Dataset items:
════════════════

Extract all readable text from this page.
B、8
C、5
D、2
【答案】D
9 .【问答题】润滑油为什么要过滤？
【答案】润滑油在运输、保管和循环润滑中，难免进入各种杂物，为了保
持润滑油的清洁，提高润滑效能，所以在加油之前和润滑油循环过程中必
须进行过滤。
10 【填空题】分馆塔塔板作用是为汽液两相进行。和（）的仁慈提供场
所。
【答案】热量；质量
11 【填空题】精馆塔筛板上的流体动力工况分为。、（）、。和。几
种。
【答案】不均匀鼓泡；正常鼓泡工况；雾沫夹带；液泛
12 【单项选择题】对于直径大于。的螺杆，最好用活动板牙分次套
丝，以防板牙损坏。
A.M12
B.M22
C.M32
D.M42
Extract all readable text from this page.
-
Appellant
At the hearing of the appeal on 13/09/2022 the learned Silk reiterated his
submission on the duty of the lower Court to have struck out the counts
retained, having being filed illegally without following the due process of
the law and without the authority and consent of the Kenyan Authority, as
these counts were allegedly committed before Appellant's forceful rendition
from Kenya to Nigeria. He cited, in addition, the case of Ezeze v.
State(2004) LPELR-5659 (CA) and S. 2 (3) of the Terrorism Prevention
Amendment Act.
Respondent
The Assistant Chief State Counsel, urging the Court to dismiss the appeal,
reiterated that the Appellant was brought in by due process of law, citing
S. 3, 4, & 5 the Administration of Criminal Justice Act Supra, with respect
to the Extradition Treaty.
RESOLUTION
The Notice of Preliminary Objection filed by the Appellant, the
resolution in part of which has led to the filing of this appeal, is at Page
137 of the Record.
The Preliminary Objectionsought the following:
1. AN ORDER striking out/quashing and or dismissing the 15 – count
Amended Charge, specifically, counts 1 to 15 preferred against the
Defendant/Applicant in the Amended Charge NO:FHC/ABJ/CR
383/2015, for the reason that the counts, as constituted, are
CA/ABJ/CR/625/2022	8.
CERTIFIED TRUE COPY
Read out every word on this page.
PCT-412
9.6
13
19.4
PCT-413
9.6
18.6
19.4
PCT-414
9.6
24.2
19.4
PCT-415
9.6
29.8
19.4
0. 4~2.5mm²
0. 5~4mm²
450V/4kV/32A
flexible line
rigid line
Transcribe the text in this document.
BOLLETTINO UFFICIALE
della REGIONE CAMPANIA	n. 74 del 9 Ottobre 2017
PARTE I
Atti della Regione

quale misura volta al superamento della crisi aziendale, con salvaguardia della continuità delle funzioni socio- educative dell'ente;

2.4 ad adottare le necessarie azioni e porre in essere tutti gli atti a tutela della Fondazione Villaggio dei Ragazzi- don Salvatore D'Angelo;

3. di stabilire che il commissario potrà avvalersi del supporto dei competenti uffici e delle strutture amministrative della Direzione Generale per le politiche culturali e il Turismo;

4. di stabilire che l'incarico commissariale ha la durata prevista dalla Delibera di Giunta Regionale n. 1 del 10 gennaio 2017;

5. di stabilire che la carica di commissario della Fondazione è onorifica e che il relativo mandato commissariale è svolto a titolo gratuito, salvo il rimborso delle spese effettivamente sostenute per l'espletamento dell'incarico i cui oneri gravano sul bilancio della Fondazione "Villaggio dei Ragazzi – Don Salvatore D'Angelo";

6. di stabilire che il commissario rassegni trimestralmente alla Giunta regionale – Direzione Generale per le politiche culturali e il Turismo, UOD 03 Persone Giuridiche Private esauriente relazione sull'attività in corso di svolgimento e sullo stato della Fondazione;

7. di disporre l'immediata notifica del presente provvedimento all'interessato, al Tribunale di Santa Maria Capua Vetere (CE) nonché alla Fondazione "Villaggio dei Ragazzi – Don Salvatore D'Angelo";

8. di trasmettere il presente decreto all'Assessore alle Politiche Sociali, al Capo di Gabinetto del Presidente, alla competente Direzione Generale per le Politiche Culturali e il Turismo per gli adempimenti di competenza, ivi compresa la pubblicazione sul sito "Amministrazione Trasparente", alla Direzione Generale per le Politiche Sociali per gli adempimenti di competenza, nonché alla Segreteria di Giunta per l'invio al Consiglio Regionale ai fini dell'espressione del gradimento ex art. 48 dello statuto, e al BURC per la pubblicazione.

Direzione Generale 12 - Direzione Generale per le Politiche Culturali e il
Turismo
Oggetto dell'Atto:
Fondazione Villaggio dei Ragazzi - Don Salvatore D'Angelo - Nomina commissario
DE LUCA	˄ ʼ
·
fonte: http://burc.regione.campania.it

════════════════

* [Challenge] From the listing, copy each line containing the word "Amended".

* [Full response]
Amended Charge, specifically, counts 1 to 15 preferred against the
Defendant/Applicant in the Amended Charge NO:FHC/ABJ/CR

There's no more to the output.